--- Start ---

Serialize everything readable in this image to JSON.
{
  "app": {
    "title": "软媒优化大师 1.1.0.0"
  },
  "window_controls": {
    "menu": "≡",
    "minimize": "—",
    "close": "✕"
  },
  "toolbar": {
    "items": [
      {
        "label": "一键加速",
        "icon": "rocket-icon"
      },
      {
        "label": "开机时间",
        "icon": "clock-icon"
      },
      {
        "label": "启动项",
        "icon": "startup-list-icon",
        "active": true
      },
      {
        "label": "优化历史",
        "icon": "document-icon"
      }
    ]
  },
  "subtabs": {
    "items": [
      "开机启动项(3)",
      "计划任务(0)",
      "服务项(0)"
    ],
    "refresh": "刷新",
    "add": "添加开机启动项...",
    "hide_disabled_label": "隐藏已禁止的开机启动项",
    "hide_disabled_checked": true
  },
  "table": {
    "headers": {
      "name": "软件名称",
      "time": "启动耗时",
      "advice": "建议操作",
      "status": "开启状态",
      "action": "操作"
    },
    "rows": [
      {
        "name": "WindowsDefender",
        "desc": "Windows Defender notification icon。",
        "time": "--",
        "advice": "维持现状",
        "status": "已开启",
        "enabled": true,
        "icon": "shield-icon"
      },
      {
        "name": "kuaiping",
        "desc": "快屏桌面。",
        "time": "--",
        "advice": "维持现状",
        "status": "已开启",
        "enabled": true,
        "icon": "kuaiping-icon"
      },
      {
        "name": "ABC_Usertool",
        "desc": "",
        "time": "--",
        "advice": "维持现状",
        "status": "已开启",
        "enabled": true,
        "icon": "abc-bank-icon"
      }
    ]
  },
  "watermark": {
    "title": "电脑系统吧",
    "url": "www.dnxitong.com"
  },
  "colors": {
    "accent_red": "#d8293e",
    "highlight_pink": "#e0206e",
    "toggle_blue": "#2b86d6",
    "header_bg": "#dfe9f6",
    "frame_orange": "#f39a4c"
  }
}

--- End ---
--- Start ---

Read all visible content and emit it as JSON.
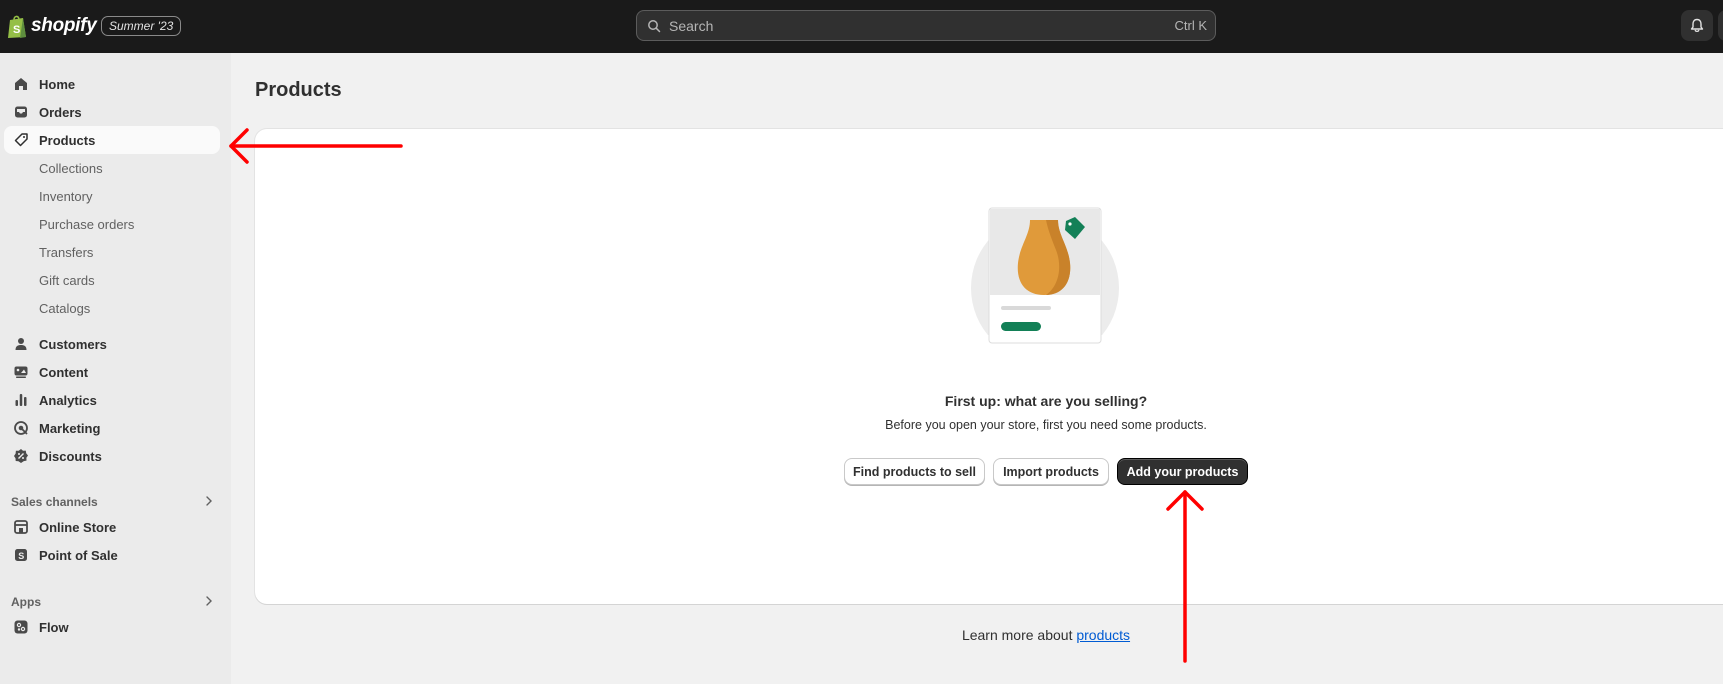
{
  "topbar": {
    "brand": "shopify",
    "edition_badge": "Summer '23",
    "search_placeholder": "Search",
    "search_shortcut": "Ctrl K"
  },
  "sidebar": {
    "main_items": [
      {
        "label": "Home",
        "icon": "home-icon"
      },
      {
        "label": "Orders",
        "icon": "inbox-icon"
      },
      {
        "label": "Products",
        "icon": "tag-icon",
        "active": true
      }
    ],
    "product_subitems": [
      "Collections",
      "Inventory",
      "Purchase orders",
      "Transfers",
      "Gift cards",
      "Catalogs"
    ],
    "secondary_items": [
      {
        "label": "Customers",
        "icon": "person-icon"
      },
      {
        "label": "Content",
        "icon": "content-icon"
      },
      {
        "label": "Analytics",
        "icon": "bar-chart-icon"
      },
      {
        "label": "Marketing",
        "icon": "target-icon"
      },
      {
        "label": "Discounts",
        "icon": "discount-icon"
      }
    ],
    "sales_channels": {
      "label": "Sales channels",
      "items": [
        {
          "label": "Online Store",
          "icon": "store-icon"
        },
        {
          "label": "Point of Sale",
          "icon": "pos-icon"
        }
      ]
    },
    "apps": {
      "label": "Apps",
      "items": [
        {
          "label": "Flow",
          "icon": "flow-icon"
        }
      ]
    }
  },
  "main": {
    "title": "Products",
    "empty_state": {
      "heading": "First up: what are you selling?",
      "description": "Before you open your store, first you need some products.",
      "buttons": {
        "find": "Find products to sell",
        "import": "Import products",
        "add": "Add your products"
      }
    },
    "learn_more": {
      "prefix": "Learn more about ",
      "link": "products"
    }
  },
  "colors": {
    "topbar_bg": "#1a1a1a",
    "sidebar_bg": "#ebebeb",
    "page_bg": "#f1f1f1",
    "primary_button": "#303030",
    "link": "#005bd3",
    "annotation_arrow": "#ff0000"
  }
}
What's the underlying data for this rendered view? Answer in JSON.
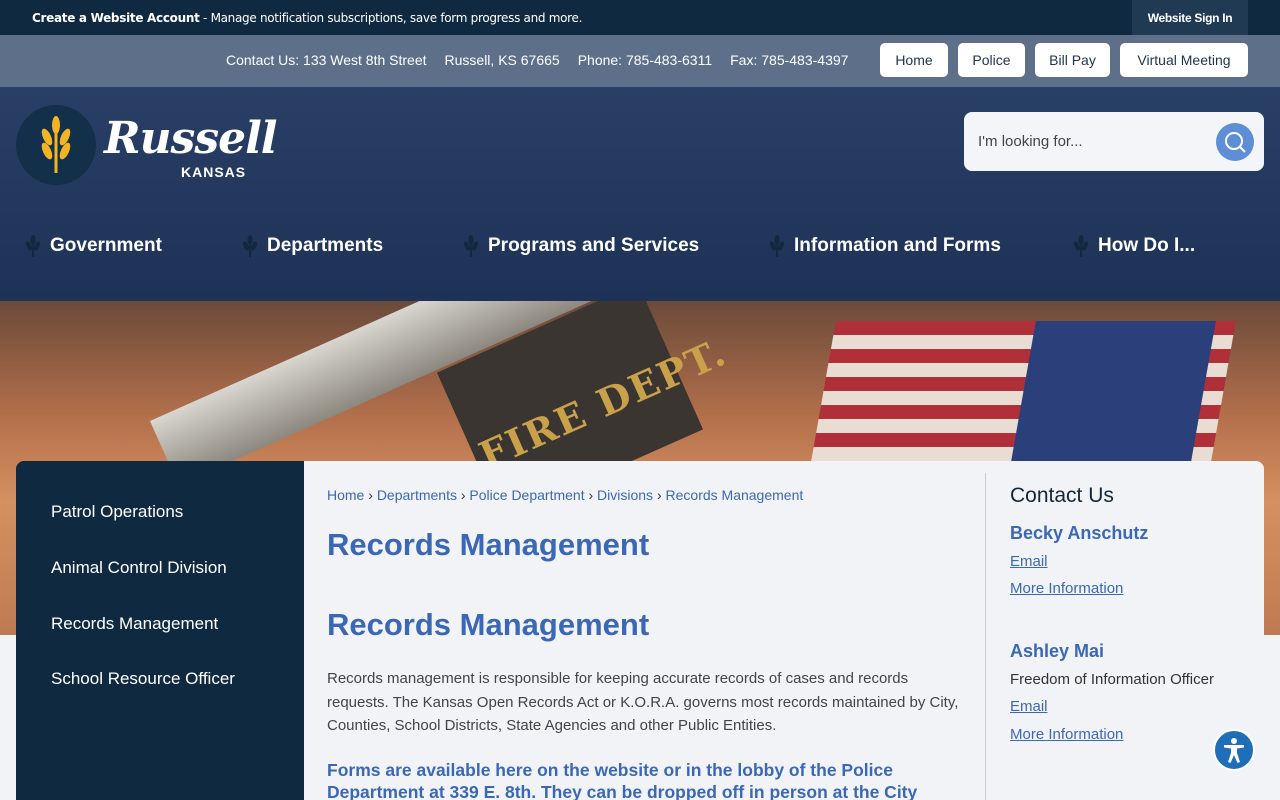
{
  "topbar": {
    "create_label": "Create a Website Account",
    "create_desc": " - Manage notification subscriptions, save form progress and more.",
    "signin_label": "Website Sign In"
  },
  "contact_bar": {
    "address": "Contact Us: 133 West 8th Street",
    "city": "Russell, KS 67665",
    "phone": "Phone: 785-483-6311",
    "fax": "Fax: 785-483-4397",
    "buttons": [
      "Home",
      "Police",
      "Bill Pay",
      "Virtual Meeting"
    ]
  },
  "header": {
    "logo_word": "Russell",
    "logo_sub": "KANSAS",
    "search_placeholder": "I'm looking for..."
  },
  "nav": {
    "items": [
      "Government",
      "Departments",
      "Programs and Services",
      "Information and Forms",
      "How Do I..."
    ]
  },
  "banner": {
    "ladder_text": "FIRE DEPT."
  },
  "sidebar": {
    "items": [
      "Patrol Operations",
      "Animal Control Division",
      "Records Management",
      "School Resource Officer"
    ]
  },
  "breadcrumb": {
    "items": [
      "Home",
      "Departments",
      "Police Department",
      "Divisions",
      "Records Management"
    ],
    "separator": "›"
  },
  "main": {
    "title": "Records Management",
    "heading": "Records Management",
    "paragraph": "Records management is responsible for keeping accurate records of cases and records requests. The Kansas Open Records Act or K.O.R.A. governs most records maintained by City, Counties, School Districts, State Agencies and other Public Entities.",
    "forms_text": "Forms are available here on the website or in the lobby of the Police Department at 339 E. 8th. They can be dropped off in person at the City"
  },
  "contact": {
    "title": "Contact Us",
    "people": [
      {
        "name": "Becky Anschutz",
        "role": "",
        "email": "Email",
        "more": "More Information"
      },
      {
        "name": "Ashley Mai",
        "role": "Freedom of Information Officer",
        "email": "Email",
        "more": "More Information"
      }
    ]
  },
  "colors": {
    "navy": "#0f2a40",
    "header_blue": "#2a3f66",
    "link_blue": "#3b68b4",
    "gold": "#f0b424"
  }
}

--- End ---

DIRECTIVE >> From the entries above, copy every line containing the word "Information".

COMPLETE RESPONSE >>
      "Information and Forms",
        "more": "More Information"
        "role": "Freedom of Information Officer",
        "more": "More Information"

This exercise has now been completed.